Stored items
#####
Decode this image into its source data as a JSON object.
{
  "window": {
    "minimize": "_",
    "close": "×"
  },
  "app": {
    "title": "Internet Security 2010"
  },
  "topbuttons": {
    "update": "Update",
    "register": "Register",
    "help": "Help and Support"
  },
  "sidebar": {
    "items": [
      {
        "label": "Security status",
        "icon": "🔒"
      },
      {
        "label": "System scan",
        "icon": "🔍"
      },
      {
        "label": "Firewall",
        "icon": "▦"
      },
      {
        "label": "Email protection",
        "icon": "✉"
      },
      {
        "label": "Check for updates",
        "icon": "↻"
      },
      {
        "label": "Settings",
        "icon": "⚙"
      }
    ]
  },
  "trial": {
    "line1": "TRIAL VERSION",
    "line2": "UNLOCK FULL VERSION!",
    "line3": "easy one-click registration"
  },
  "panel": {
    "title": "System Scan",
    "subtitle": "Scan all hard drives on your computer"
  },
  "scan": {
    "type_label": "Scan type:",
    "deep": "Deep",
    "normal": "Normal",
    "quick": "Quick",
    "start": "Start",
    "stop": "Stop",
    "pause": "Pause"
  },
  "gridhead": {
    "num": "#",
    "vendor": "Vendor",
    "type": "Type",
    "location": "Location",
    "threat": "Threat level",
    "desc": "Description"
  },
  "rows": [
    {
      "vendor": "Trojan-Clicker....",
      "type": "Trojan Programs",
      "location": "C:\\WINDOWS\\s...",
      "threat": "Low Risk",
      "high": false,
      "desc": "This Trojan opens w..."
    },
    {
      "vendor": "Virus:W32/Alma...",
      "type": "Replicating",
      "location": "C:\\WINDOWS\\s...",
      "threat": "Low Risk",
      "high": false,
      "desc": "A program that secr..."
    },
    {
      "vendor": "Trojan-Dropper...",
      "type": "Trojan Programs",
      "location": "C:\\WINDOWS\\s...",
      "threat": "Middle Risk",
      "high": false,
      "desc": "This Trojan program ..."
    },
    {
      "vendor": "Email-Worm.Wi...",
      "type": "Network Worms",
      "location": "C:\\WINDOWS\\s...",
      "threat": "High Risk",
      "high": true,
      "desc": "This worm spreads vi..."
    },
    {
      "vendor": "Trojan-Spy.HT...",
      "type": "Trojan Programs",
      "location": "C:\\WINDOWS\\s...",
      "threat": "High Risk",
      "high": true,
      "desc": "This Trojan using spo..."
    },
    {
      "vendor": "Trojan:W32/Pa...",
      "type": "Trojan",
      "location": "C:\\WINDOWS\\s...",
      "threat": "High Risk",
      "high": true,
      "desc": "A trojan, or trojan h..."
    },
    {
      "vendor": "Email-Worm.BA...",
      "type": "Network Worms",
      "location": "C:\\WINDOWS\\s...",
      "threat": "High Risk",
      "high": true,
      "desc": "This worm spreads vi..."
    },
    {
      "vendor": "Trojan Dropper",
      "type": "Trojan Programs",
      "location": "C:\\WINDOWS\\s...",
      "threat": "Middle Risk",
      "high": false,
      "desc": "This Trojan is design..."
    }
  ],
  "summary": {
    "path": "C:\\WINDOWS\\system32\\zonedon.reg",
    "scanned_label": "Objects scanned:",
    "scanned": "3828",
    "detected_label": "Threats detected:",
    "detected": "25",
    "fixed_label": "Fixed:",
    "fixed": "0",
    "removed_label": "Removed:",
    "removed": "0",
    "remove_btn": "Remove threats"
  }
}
#####
ABOUT THIS TASK
Some of the data mentions "detected". Copy every line where it does.

THE COMPLETED TASK
    "detected_label": "Threats detected:",
    "detected": "25",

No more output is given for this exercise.